┌─ Input for this task
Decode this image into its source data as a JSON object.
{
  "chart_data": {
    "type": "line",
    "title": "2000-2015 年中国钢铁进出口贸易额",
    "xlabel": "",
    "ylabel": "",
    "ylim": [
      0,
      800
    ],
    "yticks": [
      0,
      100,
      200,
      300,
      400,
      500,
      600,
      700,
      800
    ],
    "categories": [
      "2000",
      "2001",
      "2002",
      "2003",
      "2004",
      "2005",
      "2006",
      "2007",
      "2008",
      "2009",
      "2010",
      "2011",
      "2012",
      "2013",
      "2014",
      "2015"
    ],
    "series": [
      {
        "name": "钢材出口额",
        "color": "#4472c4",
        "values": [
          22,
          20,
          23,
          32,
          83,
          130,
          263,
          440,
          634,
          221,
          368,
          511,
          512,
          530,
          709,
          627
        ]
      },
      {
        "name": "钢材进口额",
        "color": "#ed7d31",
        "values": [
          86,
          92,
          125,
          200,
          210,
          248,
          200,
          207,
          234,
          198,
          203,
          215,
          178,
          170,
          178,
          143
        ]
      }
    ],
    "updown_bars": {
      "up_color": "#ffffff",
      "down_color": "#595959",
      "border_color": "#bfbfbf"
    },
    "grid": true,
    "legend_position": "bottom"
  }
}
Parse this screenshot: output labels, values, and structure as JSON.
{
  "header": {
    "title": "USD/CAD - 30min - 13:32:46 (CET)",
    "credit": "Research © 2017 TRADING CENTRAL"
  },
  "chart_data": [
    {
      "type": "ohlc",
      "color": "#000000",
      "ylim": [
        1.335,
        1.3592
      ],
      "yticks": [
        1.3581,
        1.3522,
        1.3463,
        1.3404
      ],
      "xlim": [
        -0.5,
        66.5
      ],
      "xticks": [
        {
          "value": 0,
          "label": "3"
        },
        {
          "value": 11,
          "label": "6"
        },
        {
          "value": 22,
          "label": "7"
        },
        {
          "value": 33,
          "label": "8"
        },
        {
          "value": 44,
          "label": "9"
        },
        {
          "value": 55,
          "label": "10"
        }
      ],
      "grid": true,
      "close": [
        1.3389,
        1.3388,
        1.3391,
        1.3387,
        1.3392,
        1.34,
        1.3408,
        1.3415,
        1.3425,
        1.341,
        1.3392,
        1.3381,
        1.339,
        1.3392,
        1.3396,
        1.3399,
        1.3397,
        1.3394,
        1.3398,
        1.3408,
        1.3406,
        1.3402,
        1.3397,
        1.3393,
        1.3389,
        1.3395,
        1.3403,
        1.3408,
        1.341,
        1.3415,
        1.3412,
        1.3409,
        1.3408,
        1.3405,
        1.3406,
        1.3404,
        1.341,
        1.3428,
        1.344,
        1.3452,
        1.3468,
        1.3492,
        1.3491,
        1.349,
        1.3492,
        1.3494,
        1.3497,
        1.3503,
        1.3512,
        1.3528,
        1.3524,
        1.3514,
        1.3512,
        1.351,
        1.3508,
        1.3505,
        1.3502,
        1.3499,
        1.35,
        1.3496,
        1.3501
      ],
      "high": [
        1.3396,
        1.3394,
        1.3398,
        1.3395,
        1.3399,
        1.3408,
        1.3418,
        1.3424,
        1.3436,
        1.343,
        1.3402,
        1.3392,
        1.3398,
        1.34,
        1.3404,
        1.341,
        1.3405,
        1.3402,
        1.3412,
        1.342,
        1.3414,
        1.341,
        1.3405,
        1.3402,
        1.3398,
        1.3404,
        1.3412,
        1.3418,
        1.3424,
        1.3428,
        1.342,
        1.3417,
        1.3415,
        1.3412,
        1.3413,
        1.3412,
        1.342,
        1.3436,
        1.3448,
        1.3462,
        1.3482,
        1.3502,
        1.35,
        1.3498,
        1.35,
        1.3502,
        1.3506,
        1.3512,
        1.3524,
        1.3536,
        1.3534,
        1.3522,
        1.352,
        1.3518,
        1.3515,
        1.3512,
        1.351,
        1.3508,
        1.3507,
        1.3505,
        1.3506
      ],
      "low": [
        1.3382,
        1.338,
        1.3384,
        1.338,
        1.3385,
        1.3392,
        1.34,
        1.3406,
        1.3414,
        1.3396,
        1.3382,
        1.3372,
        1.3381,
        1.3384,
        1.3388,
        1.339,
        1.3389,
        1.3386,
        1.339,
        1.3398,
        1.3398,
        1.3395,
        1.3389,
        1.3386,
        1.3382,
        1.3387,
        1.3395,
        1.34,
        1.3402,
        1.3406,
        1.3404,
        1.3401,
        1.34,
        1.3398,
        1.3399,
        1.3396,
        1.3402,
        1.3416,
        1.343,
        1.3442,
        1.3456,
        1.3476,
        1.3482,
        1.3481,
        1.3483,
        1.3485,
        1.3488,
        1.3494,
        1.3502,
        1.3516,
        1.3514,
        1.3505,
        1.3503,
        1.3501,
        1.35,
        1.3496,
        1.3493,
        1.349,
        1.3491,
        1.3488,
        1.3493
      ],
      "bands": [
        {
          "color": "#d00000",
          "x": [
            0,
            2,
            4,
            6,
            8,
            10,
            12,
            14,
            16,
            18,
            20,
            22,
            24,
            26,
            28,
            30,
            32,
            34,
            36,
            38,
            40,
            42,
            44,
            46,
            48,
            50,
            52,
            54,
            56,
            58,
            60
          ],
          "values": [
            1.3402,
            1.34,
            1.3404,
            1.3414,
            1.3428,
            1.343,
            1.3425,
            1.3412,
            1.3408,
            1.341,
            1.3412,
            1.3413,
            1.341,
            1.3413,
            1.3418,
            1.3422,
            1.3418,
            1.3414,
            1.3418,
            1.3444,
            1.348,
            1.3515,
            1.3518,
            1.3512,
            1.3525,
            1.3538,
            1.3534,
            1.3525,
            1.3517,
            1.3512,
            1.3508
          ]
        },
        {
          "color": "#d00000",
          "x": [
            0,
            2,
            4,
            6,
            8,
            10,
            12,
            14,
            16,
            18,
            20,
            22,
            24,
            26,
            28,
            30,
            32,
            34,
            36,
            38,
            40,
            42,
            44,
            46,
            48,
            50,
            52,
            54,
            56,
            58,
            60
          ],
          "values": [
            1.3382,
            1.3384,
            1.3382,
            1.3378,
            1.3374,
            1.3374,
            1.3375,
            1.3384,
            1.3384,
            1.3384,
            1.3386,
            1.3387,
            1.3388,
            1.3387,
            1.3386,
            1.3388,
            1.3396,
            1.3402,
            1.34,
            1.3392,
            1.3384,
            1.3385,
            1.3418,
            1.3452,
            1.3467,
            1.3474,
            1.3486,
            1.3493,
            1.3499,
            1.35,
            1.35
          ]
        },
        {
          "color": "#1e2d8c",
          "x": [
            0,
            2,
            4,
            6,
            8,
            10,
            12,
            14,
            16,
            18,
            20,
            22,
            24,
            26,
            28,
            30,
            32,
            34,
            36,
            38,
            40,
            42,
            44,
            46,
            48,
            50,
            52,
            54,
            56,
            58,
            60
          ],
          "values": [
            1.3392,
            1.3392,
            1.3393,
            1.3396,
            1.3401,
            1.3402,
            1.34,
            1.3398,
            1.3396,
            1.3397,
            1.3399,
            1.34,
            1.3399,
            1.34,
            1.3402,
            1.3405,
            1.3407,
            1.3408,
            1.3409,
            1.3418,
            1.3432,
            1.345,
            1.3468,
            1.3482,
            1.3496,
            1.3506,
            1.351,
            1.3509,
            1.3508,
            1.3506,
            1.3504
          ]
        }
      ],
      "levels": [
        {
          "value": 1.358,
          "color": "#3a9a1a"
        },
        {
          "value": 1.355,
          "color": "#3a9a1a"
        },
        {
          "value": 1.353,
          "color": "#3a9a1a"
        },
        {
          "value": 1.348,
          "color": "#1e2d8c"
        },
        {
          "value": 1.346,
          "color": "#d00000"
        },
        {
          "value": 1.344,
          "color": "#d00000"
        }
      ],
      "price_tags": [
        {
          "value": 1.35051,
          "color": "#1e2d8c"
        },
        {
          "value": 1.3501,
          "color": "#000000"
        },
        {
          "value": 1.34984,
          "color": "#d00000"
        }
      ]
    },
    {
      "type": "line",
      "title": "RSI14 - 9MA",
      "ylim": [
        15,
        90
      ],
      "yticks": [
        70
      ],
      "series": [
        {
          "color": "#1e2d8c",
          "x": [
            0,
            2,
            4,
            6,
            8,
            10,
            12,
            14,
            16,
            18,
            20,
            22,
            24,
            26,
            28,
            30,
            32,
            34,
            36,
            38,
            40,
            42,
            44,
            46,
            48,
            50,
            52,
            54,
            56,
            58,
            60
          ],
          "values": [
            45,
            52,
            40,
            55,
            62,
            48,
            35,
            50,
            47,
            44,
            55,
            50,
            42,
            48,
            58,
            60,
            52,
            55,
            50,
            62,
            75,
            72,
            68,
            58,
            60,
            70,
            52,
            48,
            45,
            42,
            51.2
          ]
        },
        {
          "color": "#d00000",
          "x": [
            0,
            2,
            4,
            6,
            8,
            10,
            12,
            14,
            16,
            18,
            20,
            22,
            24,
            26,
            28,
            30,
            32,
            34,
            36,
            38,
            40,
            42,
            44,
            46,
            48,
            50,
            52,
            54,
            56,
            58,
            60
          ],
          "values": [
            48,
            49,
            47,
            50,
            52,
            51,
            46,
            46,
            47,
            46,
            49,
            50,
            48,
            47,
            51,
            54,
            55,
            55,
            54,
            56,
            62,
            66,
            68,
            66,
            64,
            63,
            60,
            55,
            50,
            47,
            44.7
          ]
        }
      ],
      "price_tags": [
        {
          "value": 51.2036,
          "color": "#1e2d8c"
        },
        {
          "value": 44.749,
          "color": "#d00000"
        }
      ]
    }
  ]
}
└─
Given exercise ::
Look through the data and gather every line with the string "title" in it.

Solution to the exercise ::
    "title": "2000-2015 年中国钢铁进出口贸易额",
    "title": "USD/CAD - 30min - 13:32:46 (CET)",
      "title": "RSI14 - 9MA",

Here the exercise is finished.